Report all lines from the entries below in which "color" appears.

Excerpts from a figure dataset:
※

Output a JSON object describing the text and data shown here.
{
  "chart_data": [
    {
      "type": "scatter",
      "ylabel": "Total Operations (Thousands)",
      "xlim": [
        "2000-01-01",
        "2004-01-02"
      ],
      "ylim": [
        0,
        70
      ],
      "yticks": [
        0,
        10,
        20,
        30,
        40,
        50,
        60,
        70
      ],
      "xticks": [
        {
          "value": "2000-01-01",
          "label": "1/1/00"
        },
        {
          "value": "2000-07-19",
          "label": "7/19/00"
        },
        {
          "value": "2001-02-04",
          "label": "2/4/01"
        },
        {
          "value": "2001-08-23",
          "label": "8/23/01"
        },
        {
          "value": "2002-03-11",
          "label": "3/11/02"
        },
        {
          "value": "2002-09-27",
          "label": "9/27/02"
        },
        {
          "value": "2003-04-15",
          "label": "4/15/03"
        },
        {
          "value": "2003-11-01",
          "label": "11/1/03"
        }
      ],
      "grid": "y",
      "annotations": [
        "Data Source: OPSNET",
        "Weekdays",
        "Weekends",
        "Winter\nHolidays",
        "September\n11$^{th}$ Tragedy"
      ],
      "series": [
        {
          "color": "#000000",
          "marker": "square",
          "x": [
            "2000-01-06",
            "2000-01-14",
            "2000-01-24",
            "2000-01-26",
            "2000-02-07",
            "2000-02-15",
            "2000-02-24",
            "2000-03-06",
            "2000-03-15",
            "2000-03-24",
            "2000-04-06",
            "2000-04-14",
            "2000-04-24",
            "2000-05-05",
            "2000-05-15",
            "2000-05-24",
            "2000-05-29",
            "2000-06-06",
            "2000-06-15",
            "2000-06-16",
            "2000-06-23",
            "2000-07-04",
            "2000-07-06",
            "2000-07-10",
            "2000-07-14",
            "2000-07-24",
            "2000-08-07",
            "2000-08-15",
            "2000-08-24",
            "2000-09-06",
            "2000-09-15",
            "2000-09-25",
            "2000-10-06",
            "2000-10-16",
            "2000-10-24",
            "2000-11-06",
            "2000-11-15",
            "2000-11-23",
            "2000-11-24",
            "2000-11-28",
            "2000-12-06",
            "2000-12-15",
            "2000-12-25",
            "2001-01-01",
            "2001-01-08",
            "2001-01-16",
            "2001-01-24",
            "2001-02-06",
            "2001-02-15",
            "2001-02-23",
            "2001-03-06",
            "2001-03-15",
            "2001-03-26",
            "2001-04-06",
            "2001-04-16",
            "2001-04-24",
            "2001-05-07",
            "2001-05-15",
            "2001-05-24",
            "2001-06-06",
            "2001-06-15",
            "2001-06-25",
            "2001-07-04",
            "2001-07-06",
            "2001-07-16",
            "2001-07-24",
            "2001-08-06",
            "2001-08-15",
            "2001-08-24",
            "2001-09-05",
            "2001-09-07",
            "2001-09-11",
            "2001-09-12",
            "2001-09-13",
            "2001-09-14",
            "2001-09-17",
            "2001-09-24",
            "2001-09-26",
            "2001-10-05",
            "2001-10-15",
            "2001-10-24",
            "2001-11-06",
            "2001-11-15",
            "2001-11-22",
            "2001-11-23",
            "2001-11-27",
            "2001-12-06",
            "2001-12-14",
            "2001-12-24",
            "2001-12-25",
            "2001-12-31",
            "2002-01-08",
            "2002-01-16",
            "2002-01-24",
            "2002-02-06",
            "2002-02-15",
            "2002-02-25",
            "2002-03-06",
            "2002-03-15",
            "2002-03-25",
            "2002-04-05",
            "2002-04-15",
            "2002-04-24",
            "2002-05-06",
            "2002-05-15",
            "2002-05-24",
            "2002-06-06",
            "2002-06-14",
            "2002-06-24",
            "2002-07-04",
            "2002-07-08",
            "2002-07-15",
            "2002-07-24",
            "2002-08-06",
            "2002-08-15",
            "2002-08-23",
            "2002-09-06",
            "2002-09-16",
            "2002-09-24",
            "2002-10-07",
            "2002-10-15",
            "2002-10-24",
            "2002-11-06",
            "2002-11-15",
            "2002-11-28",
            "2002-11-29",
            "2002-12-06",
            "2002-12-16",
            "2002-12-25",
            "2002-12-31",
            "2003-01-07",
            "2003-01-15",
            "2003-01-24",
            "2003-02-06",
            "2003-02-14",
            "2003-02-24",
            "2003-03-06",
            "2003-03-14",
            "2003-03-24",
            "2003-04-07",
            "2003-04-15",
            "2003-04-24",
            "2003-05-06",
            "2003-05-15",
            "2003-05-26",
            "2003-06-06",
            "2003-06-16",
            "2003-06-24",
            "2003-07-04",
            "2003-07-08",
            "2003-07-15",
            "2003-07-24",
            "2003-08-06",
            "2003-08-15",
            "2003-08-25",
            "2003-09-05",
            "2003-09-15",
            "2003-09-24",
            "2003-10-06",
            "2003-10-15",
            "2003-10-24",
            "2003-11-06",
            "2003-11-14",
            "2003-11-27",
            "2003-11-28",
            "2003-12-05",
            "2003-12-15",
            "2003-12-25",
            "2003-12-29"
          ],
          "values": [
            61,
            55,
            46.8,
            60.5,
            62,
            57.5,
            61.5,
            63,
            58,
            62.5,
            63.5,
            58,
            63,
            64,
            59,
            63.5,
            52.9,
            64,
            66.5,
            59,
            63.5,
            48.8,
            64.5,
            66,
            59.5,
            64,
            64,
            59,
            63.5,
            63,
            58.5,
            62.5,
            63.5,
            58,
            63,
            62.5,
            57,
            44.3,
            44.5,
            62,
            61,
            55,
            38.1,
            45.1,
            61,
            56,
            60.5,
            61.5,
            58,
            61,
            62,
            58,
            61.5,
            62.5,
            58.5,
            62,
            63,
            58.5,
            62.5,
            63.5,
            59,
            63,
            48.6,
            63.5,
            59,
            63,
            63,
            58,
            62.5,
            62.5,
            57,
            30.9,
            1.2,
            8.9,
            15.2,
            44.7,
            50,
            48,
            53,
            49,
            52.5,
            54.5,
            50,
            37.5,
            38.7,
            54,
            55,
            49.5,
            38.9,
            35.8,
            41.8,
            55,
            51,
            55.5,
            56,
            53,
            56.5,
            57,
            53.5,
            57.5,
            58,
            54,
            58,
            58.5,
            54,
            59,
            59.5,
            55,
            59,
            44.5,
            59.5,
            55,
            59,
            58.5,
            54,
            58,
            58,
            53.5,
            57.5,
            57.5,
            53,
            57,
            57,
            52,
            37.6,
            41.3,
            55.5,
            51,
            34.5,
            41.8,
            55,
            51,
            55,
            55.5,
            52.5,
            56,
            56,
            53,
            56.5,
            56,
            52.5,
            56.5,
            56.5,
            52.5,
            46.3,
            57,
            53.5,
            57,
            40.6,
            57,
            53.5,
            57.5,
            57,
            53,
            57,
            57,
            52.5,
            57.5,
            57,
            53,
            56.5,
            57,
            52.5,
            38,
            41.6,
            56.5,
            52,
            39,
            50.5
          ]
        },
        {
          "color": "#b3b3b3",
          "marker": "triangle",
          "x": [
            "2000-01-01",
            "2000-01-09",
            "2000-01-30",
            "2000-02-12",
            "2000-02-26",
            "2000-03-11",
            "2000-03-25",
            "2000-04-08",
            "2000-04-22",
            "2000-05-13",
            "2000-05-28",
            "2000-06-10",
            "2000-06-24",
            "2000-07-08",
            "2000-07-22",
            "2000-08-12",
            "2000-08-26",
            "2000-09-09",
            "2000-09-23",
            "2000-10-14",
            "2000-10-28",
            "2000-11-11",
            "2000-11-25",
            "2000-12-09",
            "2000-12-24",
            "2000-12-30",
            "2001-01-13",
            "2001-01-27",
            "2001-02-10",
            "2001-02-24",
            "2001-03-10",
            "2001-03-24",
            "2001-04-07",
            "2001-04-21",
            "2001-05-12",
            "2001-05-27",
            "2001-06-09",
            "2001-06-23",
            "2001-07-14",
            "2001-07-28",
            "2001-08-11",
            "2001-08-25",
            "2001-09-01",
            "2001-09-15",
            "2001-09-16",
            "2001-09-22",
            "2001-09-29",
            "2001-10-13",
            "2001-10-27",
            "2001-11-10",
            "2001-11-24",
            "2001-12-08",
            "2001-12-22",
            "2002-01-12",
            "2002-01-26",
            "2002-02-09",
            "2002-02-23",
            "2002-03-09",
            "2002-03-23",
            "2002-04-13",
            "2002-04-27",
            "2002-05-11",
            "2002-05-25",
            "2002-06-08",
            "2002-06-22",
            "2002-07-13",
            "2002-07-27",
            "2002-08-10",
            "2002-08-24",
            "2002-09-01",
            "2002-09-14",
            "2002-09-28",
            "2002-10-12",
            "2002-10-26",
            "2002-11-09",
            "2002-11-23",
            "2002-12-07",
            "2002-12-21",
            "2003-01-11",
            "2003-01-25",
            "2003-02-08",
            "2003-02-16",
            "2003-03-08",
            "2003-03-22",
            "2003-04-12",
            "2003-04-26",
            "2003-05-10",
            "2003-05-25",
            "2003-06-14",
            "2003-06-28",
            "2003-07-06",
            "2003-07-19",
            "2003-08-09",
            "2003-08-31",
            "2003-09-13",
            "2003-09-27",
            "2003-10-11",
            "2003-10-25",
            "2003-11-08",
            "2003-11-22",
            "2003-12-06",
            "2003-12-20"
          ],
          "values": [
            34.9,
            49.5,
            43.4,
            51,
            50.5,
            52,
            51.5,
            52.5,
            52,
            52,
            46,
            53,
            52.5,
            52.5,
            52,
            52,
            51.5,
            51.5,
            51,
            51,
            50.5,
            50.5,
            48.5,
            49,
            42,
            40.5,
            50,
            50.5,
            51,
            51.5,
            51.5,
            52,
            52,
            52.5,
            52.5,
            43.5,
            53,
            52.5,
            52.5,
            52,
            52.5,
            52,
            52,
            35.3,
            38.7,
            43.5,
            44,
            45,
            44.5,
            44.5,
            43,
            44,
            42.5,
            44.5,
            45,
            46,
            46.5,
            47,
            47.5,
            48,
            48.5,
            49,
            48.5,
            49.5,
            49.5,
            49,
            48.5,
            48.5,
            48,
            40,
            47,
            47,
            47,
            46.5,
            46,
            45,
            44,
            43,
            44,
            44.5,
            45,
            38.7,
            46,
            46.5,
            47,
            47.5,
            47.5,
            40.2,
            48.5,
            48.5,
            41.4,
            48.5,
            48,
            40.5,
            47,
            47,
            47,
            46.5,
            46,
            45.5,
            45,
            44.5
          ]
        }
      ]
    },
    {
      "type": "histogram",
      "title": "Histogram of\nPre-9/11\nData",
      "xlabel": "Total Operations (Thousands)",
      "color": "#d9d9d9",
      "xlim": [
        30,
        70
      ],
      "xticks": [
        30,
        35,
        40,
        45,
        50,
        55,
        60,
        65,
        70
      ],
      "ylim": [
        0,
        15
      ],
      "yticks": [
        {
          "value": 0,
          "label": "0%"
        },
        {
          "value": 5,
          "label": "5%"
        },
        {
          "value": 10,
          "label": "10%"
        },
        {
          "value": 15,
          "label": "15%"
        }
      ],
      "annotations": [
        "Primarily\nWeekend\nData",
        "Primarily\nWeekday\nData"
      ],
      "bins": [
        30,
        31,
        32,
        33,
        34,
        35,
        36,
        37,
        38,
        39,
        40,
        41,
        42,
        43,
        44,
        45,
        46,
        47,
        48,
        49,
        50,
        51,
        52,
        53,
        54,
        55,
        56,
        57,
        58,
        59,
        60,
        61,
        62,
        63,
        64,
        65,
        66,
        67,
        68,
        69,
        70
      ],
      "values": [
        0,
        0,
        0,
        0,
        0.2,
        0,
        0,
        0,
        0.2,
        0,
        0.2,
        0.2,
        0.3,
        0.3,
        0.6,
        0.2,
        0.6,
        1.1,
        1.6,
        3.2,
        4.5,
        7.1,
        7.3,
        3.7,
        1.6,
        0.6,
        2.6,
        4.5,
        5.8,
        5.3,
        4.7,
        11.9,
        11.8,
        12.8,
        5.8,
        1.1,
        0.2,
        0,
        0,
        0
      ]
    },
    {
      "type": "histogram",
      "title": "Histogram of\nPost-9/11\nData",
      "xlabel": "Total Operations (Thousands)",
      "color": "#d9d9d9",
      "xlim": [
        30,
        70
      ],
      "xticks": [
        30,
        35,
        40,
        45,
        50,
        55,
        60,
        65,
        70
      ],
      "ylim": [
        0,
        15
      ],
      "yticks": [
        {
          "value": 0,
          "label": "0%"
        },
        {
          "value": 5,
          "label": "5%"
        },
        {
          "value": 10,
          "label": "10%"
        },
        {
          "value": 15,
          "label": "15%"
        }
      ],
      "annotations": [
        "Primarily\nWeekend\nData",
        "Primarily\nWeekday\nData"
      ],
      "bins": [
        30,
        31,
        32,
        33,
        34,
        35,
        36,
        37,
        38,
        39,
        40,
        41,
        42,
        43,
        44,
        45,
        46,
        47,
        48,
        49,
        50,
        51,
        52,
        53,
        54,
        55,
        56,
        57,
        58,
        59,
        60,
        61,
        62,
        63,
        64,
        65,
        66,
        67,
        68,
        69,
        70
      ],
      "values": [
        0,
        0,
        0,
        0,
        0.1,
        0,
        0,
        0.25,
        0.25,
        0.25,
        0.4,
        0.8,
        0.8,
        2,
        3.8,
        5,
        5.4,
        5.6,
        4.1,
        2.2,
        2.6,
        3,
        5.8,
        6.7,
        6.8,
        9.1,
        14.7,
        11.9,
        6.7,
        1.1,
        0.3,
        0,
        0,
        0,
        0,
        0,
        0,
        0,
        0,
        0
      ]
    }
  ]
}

※

▸ The response:
          "color": "#000000",
          "color": "#b3b3b3",
      "color": "#d9d9d9",
      "color": "#d9d9d9",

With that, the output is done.